Records from a collection of figures
>>>>
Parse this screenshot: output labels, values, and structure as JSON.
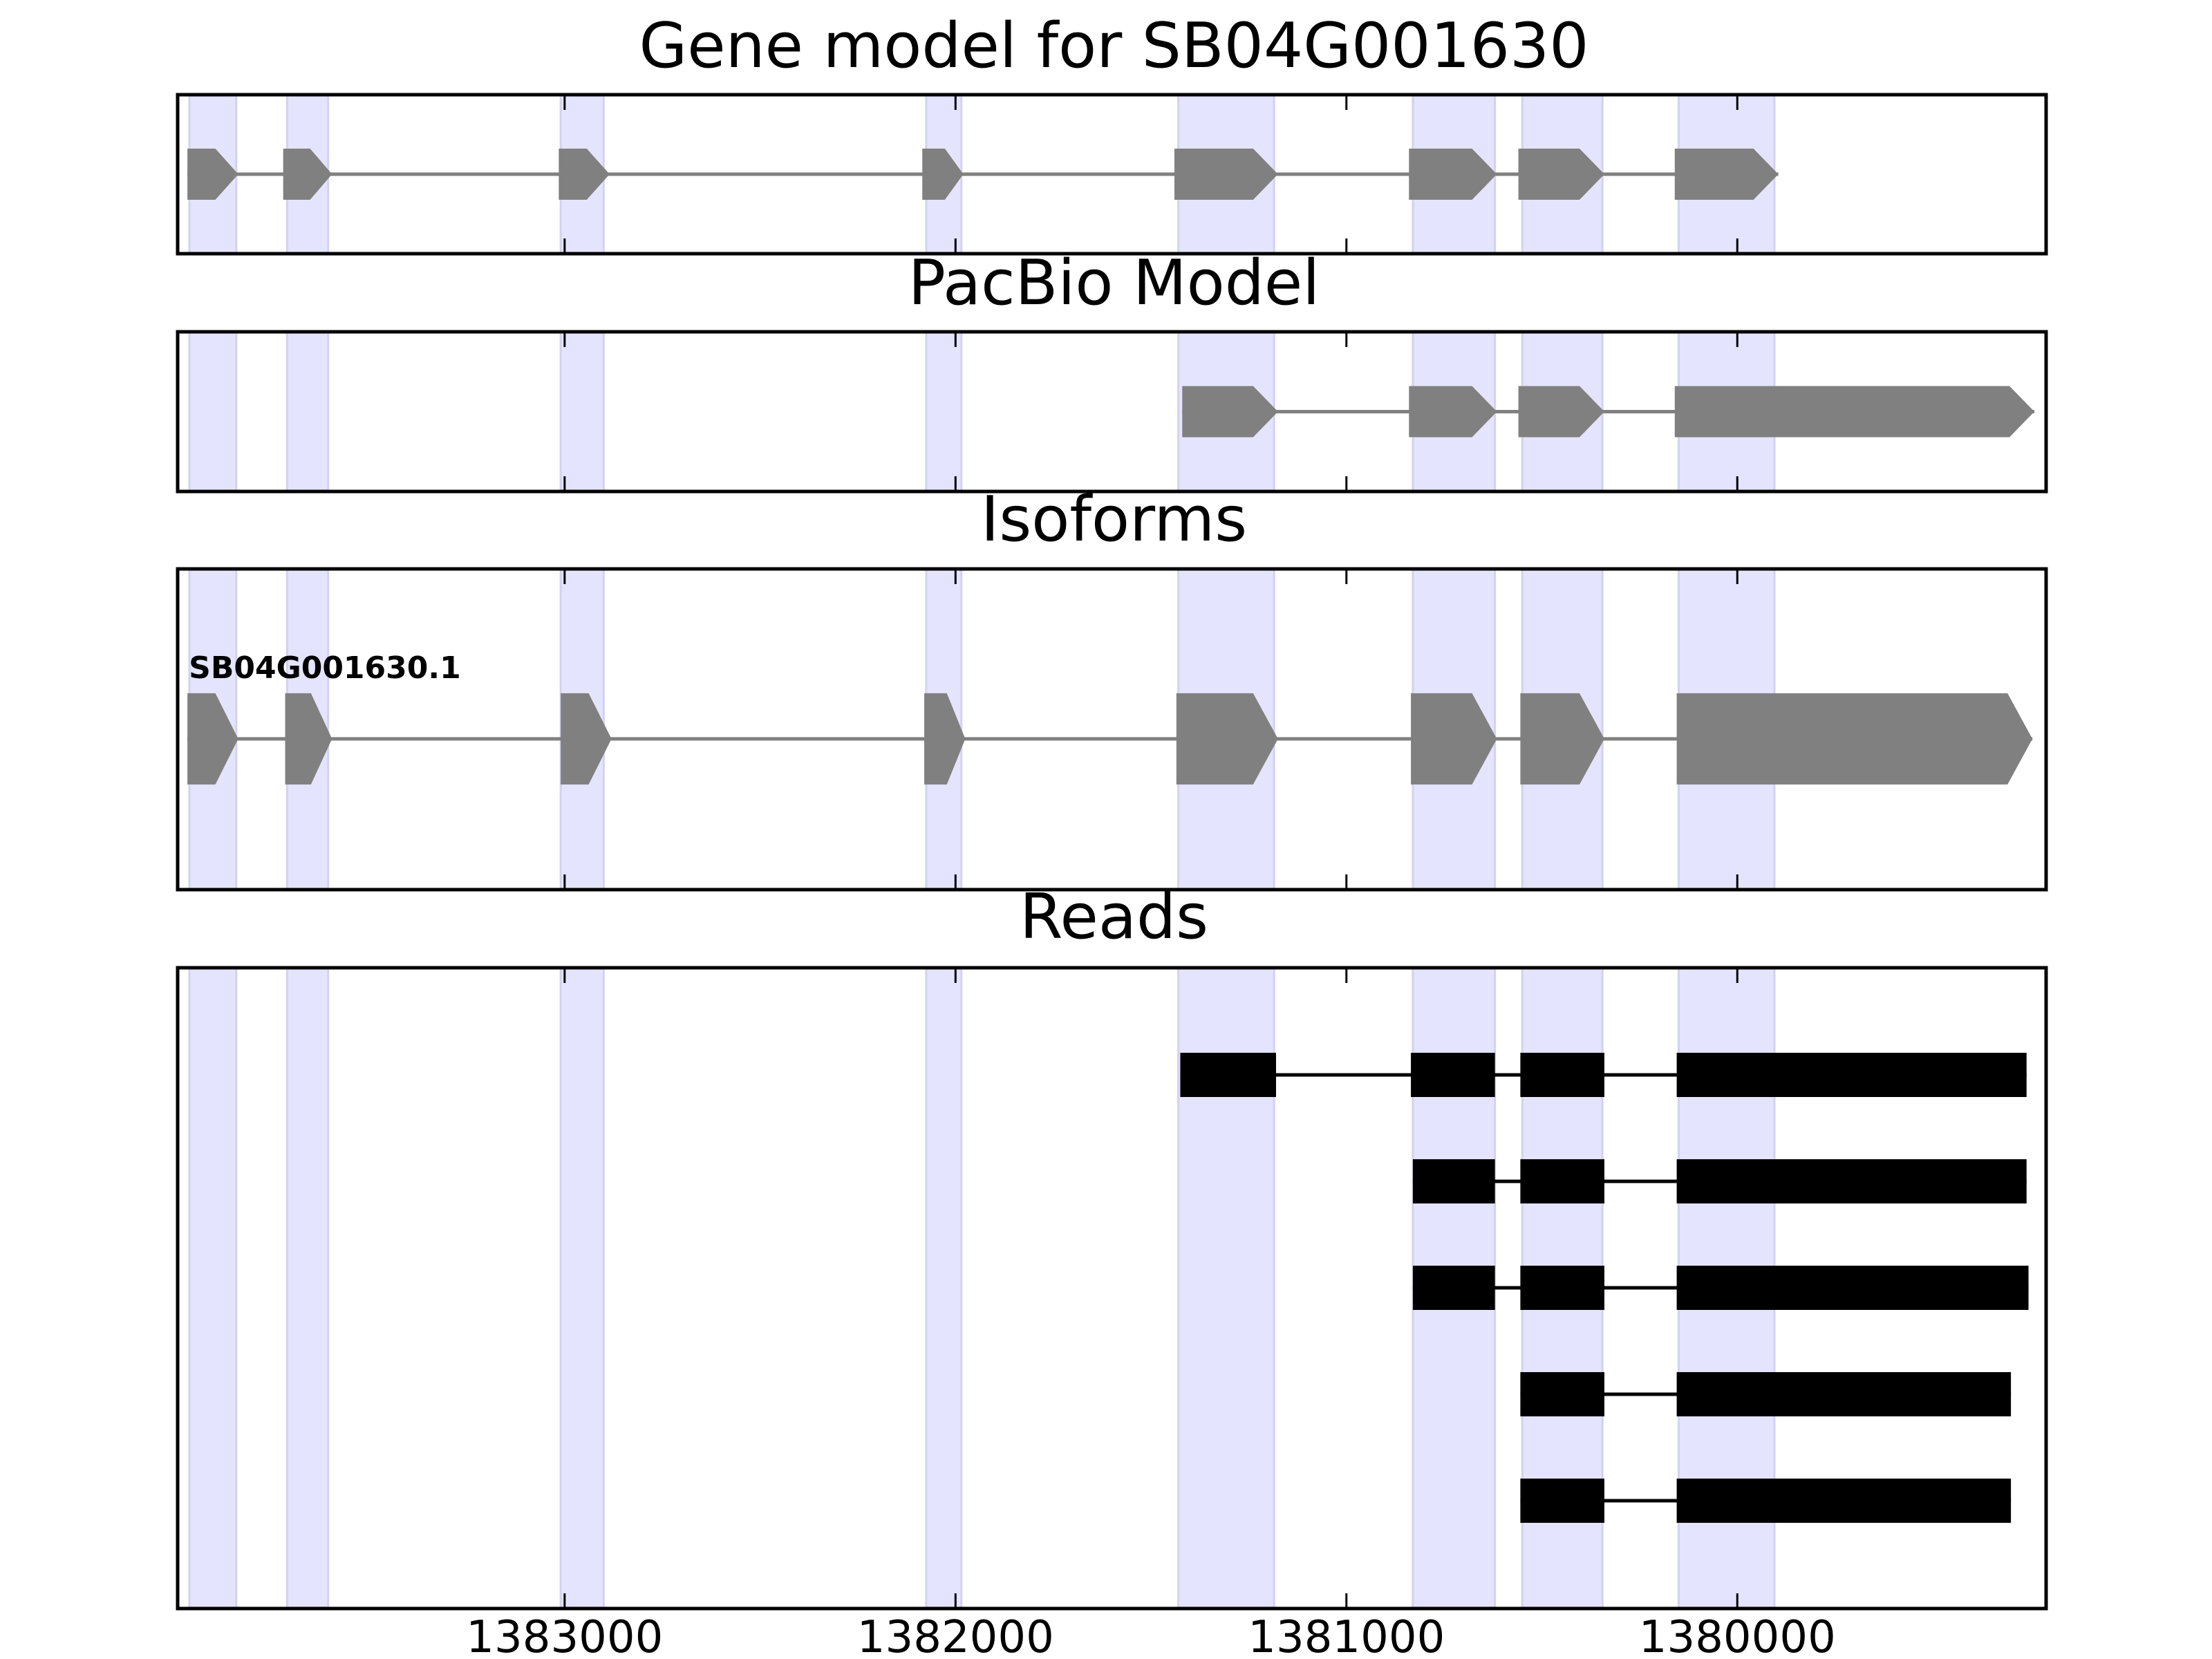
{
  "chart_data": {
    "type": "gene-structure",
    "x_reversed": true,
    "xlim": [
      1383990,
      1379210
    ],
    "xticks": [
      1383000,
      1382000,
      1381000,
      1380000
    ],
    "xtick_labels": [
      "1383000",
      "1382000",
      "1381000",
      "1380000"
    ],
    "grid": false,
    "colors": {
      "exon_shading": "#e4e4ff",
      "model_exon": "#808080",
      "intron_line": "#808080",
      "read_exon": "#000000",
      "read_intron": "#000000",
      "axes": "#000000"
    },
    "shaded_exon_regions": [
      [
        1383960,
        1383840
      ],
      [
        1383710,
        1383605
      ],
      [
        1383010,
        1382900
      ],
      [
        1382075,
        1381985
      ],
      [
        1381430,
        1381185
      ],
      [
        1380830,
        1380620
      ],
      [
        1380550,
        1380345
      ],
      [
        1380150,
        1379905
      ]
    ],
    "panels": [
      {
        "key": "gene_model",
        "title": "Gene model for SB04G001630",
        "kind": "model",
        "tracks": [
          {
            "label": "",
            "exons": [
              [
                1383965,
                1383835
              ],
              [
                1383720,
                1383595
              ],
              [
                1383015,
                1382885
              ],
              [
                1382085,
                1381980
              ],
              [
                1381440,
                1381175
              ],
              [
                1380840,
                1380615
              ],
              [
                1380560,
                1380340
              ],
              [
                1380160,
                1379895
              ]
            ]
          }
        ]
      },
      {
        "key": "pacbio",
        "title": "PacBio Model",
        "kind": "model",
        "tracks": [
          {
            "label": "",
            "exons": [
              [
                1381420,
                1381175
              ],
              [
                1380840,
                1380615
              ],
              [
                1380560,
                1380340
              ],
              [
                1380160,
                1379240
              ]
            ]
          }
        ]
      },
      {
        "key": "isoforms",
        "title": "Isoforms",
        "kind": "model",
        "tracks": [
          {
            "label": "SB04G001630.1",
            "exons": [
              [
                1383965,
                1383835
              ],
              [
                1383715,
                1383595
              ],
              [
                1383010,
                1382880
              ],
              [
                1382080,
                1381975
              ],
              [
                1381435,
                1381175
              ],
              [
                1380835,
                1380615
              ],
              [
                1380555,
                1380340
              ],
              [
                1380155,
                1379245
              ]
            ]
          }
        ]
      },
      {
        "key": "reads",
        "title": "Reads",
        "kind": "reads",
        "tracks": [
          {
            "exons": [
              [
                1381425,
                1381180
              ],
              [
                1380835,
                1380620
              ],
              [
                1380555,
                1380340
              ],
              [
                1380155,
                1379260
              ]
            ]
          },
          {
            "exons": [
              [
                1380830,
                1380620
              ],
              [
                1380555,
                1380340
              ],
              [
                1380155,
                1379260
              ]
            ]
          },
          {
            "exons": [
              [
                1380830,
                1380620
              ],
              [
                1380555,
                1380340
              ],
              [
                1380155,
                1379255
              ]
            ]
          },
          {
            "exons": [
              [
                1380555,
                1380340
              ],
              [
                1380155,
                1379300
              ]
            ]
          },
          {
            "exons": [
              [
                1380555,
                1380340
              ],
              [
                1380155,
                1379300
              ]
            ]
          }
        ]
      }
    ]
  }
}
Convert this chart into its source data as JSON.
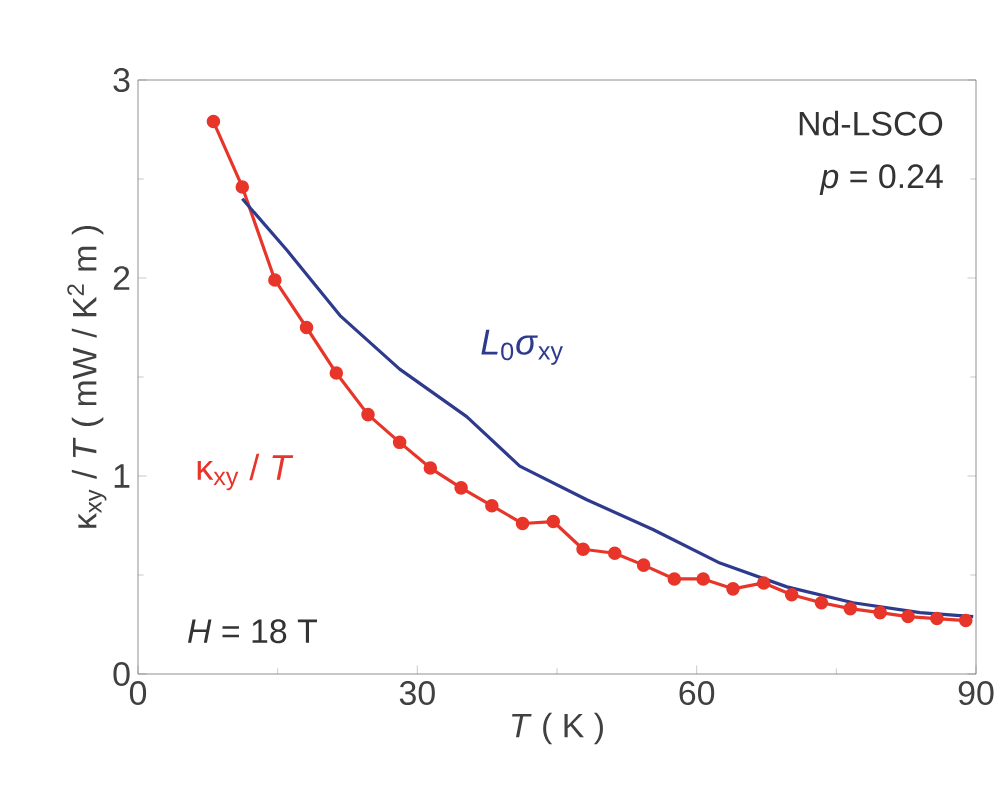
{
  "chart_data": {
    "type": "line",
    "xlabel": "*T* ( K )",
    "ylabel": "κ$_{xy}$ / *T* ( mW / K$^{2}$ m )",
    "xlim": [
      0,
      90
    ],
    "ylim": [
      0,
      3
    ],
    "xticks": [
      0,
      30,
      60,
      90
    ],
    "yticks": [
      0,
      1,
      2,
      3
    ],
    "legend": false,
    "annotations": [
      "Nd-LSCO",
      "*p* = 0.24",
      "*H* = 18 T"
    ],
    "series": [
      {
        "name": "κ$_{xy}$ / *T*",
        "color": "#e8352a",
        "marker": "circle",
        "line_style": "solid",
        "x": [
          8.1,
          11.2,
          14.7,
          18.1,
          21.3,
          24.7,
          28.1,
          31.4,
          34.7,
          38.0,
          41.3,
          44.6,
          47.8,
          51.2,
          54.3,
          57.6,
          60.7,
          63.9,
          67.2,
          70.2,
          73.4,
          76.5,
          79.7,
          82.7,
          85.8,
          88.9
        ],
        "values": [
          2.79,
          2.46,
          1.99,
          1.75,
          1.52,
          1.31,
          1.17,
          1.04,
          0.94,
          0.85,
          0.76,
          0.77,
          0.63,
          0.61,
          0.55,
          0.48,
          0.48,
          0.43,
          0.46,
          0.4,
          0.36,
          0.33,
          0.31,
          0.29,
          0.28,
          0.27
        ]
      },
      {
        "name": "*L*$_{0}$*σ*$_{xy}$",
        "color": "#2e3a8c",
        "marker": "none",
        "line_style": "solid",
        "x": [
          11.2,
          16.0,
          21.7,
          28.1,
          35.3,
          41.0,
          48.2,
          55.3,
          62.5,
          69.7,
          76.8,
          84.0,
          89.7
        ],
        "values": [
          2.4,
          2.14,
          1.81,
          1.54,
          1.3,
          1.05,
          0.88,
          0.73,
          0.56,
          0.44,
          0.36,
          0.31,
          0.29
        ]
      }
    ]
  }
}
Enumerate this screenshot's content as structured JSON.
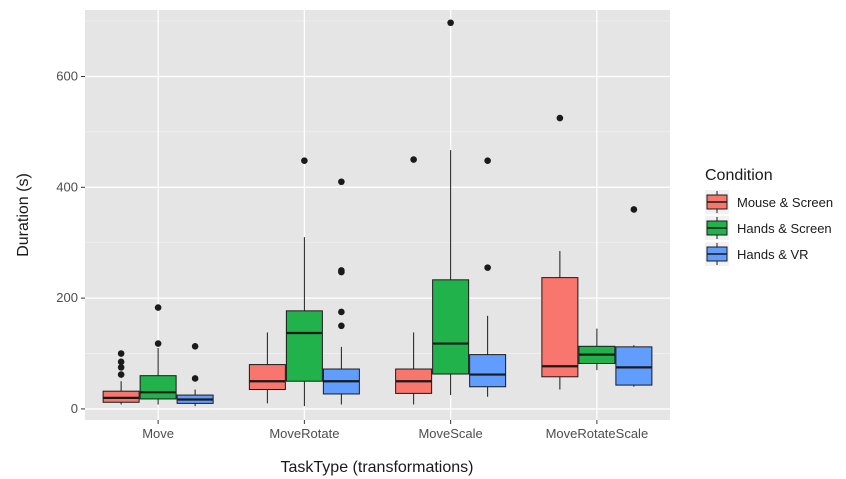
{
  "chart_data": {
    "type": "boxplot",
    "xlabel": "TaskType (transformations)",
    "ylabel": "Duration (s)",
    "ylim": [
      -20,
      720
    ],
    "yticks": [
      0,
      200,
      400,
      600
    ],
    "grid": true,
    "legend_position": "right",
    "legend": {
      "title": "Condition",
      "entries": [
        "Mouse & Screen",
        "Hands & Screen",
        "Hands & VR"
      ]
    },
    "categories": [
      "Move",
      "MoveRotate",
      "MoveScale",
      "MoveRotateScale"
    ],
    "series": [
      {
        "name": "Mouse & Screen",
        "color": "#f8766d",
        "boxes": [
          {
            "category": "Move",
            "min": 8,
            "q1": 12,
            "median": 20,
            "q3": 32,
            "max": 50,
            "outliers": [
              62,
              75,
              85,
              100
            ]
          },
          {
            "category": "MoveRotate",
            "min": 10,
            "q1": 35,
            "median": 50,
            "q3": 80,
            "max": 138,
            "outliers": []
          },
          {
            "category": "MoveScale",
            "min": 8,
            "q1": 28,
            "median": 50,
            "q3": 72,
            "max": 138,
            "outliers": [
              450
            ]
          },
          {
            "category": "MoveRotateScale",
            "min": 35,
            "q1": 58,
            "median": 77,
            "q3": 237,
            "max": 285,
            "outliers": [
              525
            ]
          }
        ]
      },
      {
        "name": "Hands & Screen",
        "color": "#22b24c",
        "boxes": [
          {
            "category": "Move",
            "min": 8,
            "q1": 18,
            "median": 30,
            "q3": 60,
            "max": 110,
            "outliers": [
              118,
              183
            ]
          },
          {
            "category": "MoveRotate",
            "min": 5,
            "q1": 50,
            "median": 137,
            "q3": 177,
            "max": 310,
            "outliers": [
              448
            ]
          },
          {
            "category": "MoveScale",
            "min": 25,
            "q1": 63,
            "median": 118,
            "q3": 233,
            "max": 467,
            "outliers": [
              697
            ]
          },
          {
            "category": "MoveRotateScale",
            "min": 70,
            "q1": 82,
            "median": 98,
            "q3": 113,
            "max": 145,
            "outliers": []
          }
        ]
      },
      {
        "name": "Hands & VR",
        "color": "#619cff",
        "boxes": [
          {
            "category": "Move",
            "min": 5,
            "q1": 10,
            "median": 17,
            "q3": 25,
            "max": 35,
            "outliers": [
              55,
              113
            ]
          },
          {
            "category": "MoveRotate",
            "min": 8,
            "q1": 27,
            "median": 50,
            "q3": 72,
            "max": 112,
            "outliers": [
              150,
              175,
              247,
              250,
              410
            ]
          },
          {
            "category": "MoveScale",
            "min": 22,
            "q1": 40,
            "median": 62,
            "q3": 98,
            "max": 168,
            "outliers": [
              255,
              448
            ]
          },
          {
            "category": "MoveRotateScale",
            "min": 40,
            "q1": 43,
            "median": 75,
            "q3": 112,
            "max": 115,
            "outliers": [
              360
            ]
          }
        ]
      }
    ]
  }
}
<<<<
Scan the records above for the string "screenshot", then select every line that holds it.

- **Result for this exercise**
Parse this screenshot: output labels, values, and structure as JSON.
Enumerate this screenshot's content as structured JSON.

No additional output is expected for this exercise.